• [DATA SECTION]:
____
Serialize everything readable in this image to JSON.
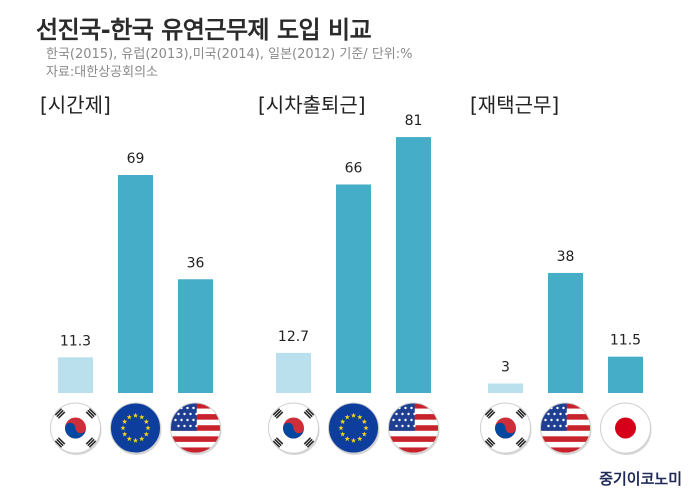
{
  "header": {
    "title": "선진국-한국 유연근무제 도입 비교",
    "subtitle_line1": "한국(2015), 유럽(2013),미국(2014), 일본(2012) 기준/ 단위:%",
    "subtitle_line2": "자료:대한상공회의소"
  },
  "brand": {
    "label": "중기이코노미"
  },
  "colors": {
    "korea_bar": "#b9e0ec",
    "other_bar": "#45adc7",
    "text": "#222222"
  },
  "chart_data": [
    {
      "type": "bar",
      "title": "[시간제]",
      "categories": [
        "한국",
        "유럽",
        "미국"
      ],
      "flags": [
        "korea-flag-icon",
        "eu-flag-icon",
        "us-flag-icon"
      ],
      "values": [
        11.3,
        69,
        36
      ],
      "labels": [
        "11.3",
        "69",
        "36"
      ]
    },
    {
      "type": "bar",
      "title": "[시차출퇴근]",
      "categories": [
        "한국",
        "유럽",
        "미국"
      ],
      "flags": [
        "korea-flag-icon",
        "eu-flag-icon",
        "us-flag-icon"
      ],
      "values": [
        12.7,
        66,
        81
      ],
      "labels": [
        "12.7",
        "66",
        "81"
      ]
    },
    {
      "type": "bar",
      "title": "[재택근무]",
      "categories": [
        "한국",
        "미국",
        "일본"
      ],
      "flags": [
        "korea-flag-icon",
        "us-flag-icon",
        "japan-flag-icon"
      ],
      "values": [
        3,
        38,
        11.5
      ],
      "labels": [
        "3",
        "38",
        "11.5"
      ]
    }
  ]
}
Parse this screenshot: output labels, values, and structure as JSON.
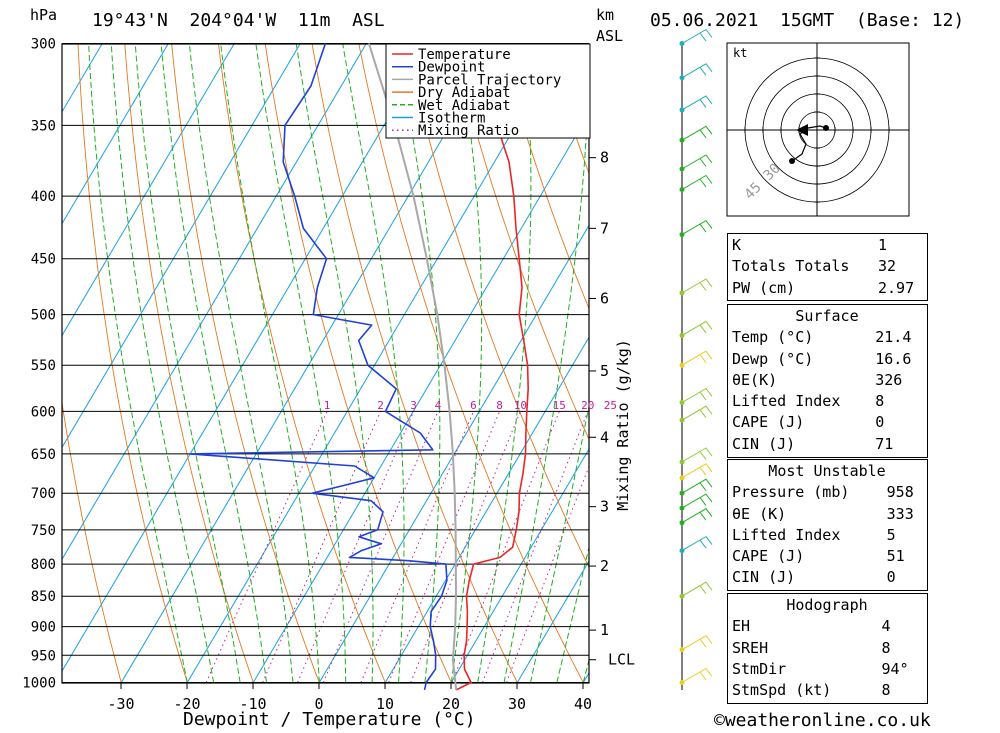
{
  "header": {
    "hpa_label": "hPa",
    "location": "19°43'N  204°04'W  11m  ASL",
    "km_label": "km",
    "asl_label": "ASL",
    "datetime": "05.06.2021  15GMT  (Base: 12)"
  },
  "footer": {
    "xaxis_title": "Dewpoint / Temperature (°C)",
    "copyright": "©weatheronline.co.uk"
  },
  "colors": {
    "temperature": "#e8262a",
    "dewpoint": "#2040d8",
    "parcel": "#a8a8a8",
    "dry_adiabat": "#e07a20",
    "wet_adiabat": "#20b020",
    "isotherm": "#1aa0e0",
    "mixing_ratio": "#c0209a"
  },
  "chart_data": {
    "type": "line",
    "title": "19°43'N  204°04'W  11m  ASL",
    "xlabel": "Dewpoint / Temperature (°C)",
    "ylabel": "hPa",
    "right_axis_label": "Mixing Ratio (g/kg)",
    "x_ticks": [
      -30,
      -20,
      -10,
      0,
      10,
      20,
      30,
      40
    ],
    "pressure_ticks": [
      300,
      350,
      400,
      450,
      500,
      550,
      600,
      650,
      700,
      750,
      800,
      850,
      900,
      950,
      1000
    ],
    "height_ticks_km": [
      {
        "label": "8",
        "p": 372
      },
      {
        "label": "7",
        "p": 425
      },
      {
        "label": "6",
        "p": 485
      },
      {
        "label": "5",
        "p": 556
      },
      {
        "label": "4",
        "p": 630
      },
      {
        "label": "3",
        "p": 718
      },
      {
        "label": "2",
        "p": 803
      },
      {
        "label": "1",
        "p": 906
      },
      {
        "label": "LCL",
        "p": 958
      }
    ],
    "mixing_ratio_labels": [
      "1",
      "2",
      "3",
      "4",
      "6",
      "8",
      "10",
      "15",
      "20",
      "25"
    ],
    "legend": [
      "Temperature",
      "Dewpoint",
      "Parcel Trajectory",
      "Dry Adiabat",
      "Wet Adiabat",
      "Isotherm",
      "Mixing Ratio"
    ],
    "series": [
      {
        "name": "Temperature",
        "points": [
          [
            1014,
            21.4
          ],
          [
            1000,
            23.0
          ],
          [
            975,
            20.8
          ],
          [
            950,
            19.5
          ],
          [
            925,
            18.6
          ],
          [
            900,
            17.4
          ],
          [
            875,
            16.1
          ],
          [
            850,
            14.6
          ],
          [
            825,
            13.6
          ],
          [
            800,
            12.8
          ],
          [
            790,
            16.2
          ],
          [
            775,
            17.2
          ],
          [
            750,
            16.2
          ],
          [
            725,
            15.0
          ],
          [
            700,
            13.4
          ],
          [
            675,
            12.2
          ],
          [
            650,
            10.8
          ],
          [
            625,
            9.0
          ],
          [
            600,
            7.2
          ],
          [
            575,
            5.4
          ],
          [
            550,
            3.2
          ],
          [
            525,
            0.4
          ],
          [
            500,
            -2.6
          ],
          [
            475,
            -4.6
          ],
          [
            450,
            -7.6
          ],
          [
            425,
            -10.8
          ],
          [
            400,
            -14.0
          ],
          [
            375,
            -17.8
          ],
          [
            360,
            -20.8
          ],
          [
            350,
            -22.6
          ],
          [
            325,
            -27.8
          ],
          [
            300,
            -32.8
          ]
        ]
      },
      {
        "name": "Dewpoint",
        "points": [
          [
            1014,
            16.6
          ],
          [
            1000,
            16.2
          ],
          [
            975,
            16.4
          ],
          [
            950,
            15.2
          ],
          [
            925,
            13.6
          ],
          [
            900,
            11.8
          ],
          [
            875,
            10.6
          ],
          [
            850,
            10.8
          ],
          [
            825,
            10.2
          ],
          [
            800,
            8.6
          ],
          [
            795,
            2.6
          ],
          [
            790,
            -6.6
          ],
          [
            780,
            -5.4
          ],
          [
            770,
            -3.0
          ],
          [
            760,
            -7.0
          ],
          [
            750,
            -4.8
          ],
          [
            725,
            -5.6
          ],
          [
            710,
            -8.4
          ],
          [
            700,
            -18.0
          ],
          [
            690,
            -14.0
          ],
          [
            680,
            -10.0
          ],
          [
            665,
            -14.0
          ],
          [
            650,
            -40.0
          ],
          [
            645,
            -3.6
          ],
          [
            625,
            -7.0
          ],
          [
            600,
            -14.2
          ],
          [
            575,
            -14.6
          ],
          [
            550,
            -21.0
          ],
          [
            525,
            -24.6
          ],
          [
            510,
            -24.0
          ],
          [
            500,
            -33.8
          ],
          [
            475,
            -35.6
          ],
          [
            450,
            -36.8
          ],
          [
            425,
            -43.0
          ],
          [
            400,
            -47.2
          ],
          [
            375,
            -52.0
          ],
          [
            350,
            -55.0
          ],
          [
            325,
            -54.6
          ],
          [
            300,
            -56.2
          ]
        ]
      },
      {
        "name": "Parcel Trajectory",
        "points": [
          [
            1014,
            21.4
          ],
          [
            958,
            18.2
          ],
          [
            900,
            15.6
          ],
          [
            850,
            13.0
          ],
          [
            800,
            10.1
          ],
          [
            750,
            7.0
          ],
          [
            700,
            3.6
          ],
          [
            650,
            -0.2
          ],
          [
            600,
            -4.5
          ],
          [
            550,
            -9.4
          ],
          [
            500,
            -15.0
          ],
          [
            450,
            -21.6
          ],
          [
            400,
            -29.2
          ],
          [
            350,
            -38.4
          ],
          [
            300,
            -49.6
          ]
        ]
      }
    ],
    "indices": {
      "general": [
        {
          "label": "K",
          "value": "1"
        },
        {
          "label": "Totals Totals",
          "value": "32"
        },
        {
          "label": "PW (cm)",
          "value": "2.97"
        }
      ],
      "surface_title": "Surface",
      "surface": [
        {
          "label": "Temp (°C)",
          "value": "21.4"
        },
        {
          "label": "Dewp (°C)",
          "value": "16.6"
        },
        {
          "label": "θE(K)",
          "value": "326"
        },
        {
          "label": "Lifted Index",
          "value": "8"
        },
        {
          "label": "CAPE (J)",
          "value": "0"
        },
        {
          "label": "CIN (J)",
          "value": "71"
        }
      ],
      "most_unstable_title": "Most Unstable",
      "most_unstable": [
        {
          "label": "Pressure (mb)",
          "value": "958"
        },
        {
          "label": "θE (K)",
          "value": "333"
        },
        {
          "label": "Lifted Index",
          "value": "5"
        },
        {
          "label": "CAPE (J)",
          "value": "51"
        },
        {
          "label": "CIN (J)",
          "value": "0"
        }
      ],
      "hodograph_title": "Hodograph",
      "hodograph": [
        {
          "label": "EH",
          "value": "4"
        },
        {
          "label": "SREH",
          "value": "8"
        },
        {
          "label": "StmDir",
          "value": "94°"
        },
        {
          "label": "StmSpd (kt)",
          "value": "8"
        }
      ]
    },
    "hodograph_plot": {
      "unit_label": "kt",
      "ring_labels": [
        "45",
        "30"
      ]
    },
    "wind_barbs": [
      {
        "p": 300,
        "color": "#20b0b0"
      },
      {
        "p": 320,
        "color": "#20b0b0"
      },
      {
        "p": 340,
        "color": "#20b0b0"
      },
      {
        "p": 360,
        "color": "#20b020"
      },
      {
        "p": 380,
        "color": "#20b020"
      },
      {
        "p": 395,
        "color": "#20b020"
      },
      {
        "p": 430,
        "color": "#20b020"
      },
      {
        "p": 480,
        "color": "#90c830"
      },
      {
        "p": 520,
        "color": "#90c830"
      },
      {
        "p": 550,
        "color": "#e8d020"
      },
      {
        "p": 590,
        "color": "#90c830"
      },
      {
        "p": 610,
        "color": "#90c830"
      },
      {
        "p": 660,
        "color": "#90c830"
      },
      {
        "p": 680,
        "color": "#e8d020"
      },
      {
        "p": 700,
        "color": "#20b020"
      },
      {
        "p": 720,
        "color": "#20b020"
      },
      {
        "p": 740,
        "color": "#20b020"
      },
      {
        "p": 780,
        "color": "#20b0b0"
      },
      {
        "p": 850,
        "color": "#90c830"
      },
      {
        "p": 940,
        "color": "#e8d020"
      },
      {
        "p": 1000,
        "color": "#e8d020"
      }
    ]
  }
}
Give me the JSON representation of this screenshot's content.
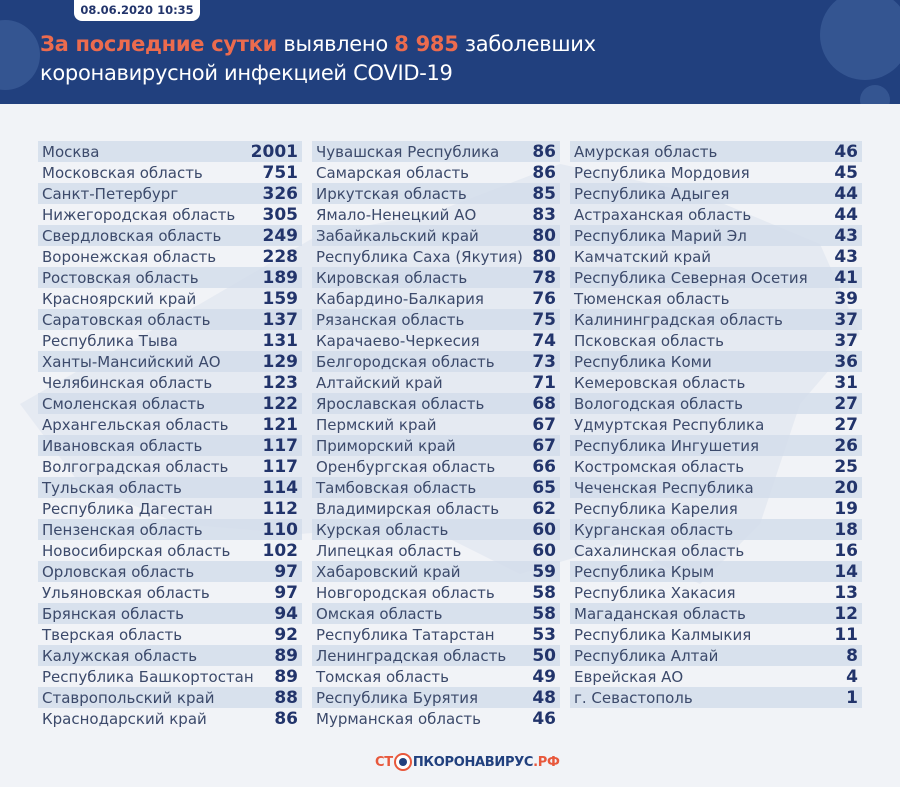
{
  "header": {
    "date": "08.06.2020 10:35",
    "title_highlight_1": "За последние сутки",
    "title_part_1": " выявлено ",
    "title_highlight_2": "8 985",
    "title_part_2": " заболевших",
    "title_line_2": "коронавирусной инфекцией COVID-19"
  },
  "colors": {
    "header_bg": "#21407e",
    "accent": "#ec6b4e",
    "value_text": "#22346b",
    "row_band": "#d4ddeb"
  },
  "columns": [
    [
      {
        "name": "Москва",
        "value": "2001"
      },
      {
        "name": "Московская область",
        "value": "751"
      },
      {
        "name": "Санкт-Петербург",
        "value": "326"
      },
      {
        "name": "Нижегородская область",
        "value": "305"
      },
      {
        "name": "Свердловская область",
        "value": "249"
      },
      {
        "name": "Воронежская область",
        "value": "228"
      },
      {
        "name": "Ростовская область",
        "value": "189"
      },
      {
        "name": "Красноярский край",
        "value": "159"
      },
      {
        "name": "Саратовская область",
        "value": "137"
      },
      {
        "name": "Республика Тыва",
        "value": "131"
      },
      {
        "name": "Ханты-Мансийский АО",
        "value": "129"
      },
      {
        "name": "Челябинская область",
        "value": "123"
      },
      {
        "name": "Смоленская область",
        "value": "122"
      },
      {
        "name": "Архангельская область",
        "value": "121"
      },
      {
        "name": "Ивановская область",
        "value": "117"
      },
      {
        "name": "Волгоградская область",
        "value": "117"
      },
      {
        "name": "Тульская область",
        "value": "114"
      },
      {
        "name": "Республика Дагестан",
        "value": "112"
      },
      {
        "name": "Пензенская область",
        "value": "110"
      },
      {
        "name": "Новосибирская область",
        "value": "102"
      },
      {
        "name": "Орловская область",
        "value": "97"
      },
      {
        "name": "Ульяновская область",
        "value": "97"
      },
      {
        "name": "Брянская область",
        "value": "94"
      },
      {
        "name": "Тверская область",
        "value": "92"
      },
      {
        "name": "Калужская область",
        "value": "89"
      },
      {
        "name": "Республика Башкортостан",
        "value": "89"
      },
      {
        "name": "Ставропольский край",
        "value": "88"
      },
      {
        "name": "Краснодарский край",
        "value": "86"
      }
    ],
    [
      {
        "name": "Чувашская Республика",
        "value": "86"
      },
      {
        "name": "Самарская область",
        "value": "86"
      },
      {
        "name": "Иркутская область",
        "value": "85"
      },
      {
        "name": "Ямало-Ненецкий АО",
        "value": "83"
      },
      {
        "name": "Забайкальский край",
        "value": "80"
      },
      {
        "name": "Республика Саха (Якутия)",
        "value": "80"
      },
      {
        "name": "Кировская область",
        "value": "78"
      },
      {
        "name": "Кабардино-Балкария",
        "value": "76"
      },
      {
        "name": "Рязанская область",
        "value": "75"
      },
      {
        "name": "Карачаево-Черкесия",
        "value": "74"
      },
      {
        "name": "Белгородская область",
        "value": "73"
      },
      {
        "name": "Алтайский край",
        "value": "71"
      },
      {
        "name": "Ярославская область",
        "value": "68"
      },
      {
        "name": "Пермский край",
        "value": "67"
      },
      {
        "name": "Приморский край",
        "value": "67"
      },
      {
        "name": "Оренбургская область",
        "value": "66"
      },
      {
        "name": "Тамбовская область",
        "value": "65"
      },
      {
        "name": "Владимирская область",
        "value": "62"
      },
      {
        "name": "Курская область",
        "value": "60"
      },
      {
        "name": "Липецкая область",
        "value": "60"
      },
      {
        "name": "Хабаровский край",
        "value": "59"
      },
      {
        "name": "Новгородская область",
        "value": "58"
      },
      {
        "name": "Омская область",
        "value": "58"
      },
      {
        "name": "Республика Татарстан",
        "value": "53"
      },
      {
        "name": "Ленинградская область",
        "value": "50"
      },
      {
        "name": "Томская область",
        "value": "49"
      },
      {
        "name": "Республика Бурятия",
        "value": "48"
      },
      {
        "name": "Мурманская область",
        "value": "46"
      }
    ],
    [
      {
        "name": "Амурская область",
        "value": "46"
      },
      {
        "name": "Республика Мордовия",
        "value": "45"
      },
      {
        "name": "Республика Адыгея",
        "value": "44"
      },
      {
        "name": "Астраханская область",
        "value": "44"
      },
      {
        "name": "Республика Марий Эл",
        "value": "43"
      },
      {
        "name": "Камчатский край",
        "value": "43"
      },
      {
        "name": "Республика Северная Осетия",
        "value": "41"
      },
      {
        "name": "Тюменская область",
        "value": "39"
      },
      {
        "name": "Калининградская область",
        "value": "37"
      },
      {
        "name": "Псковская область",
        "value": "37"
      },
      {
        "name": "Республика Коми",
        "value": "36"
      },
      {
        "name": "Кемеровская область",
        "value": "31"
      },
      {
        "name": "Вологодская область",
        "value": "27"
      },
      {
        "name": "Удмуртская Республика",
        "value": "27"
      },
      {
        "name": "Республика Ингушетия",
        "value": "26"
      },
      {
        "name": "Костромская область",
        "value": "25"
      },
      {
        "name": "Чеченская Республика",
        "value": "20"
      },
      {
        "name": "Республика Карелия",
        "value": "19"
      },
      {
        "name": "Курганская область",
        "value": "18"
      },
      {
        "name": "Сахалинская область",
        "value": "16"
      },
      {
        "name": "Республика Крым",
        "value": "14"
      },
      {
        "name": "Республика Хакасия",
        "value": "13"
      },
      {
        "name": "Магаданская область",
        "value": "12"
      },
      {
        "name": "Республика Калмыкия",
        "value": "11"
      },
      {
        "name": "Республика Алтай",
        "value": "8"
      },
      {
        "name": "Еврейская АО",
        "value": "4"
      },
      {
        "name": "г. Севастополь",
        "value": "1"
      }
    ]
  ],
  "footer": {
    "logo_part_1": "СТ",
    "logo_part_2": "ПКОРОНАВИРУС",
    "logo_part_3": ".РФ"
  }
}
____
• [PROBLEM REQUIREMENTS]:
Search the data for "screenshot". Copy every line that has it.

• [COMPLETED EXERCISE]:
Parse this screenshot: output labels, values, and structure as JSON.
Give me the JSON representation of this screenshot's content.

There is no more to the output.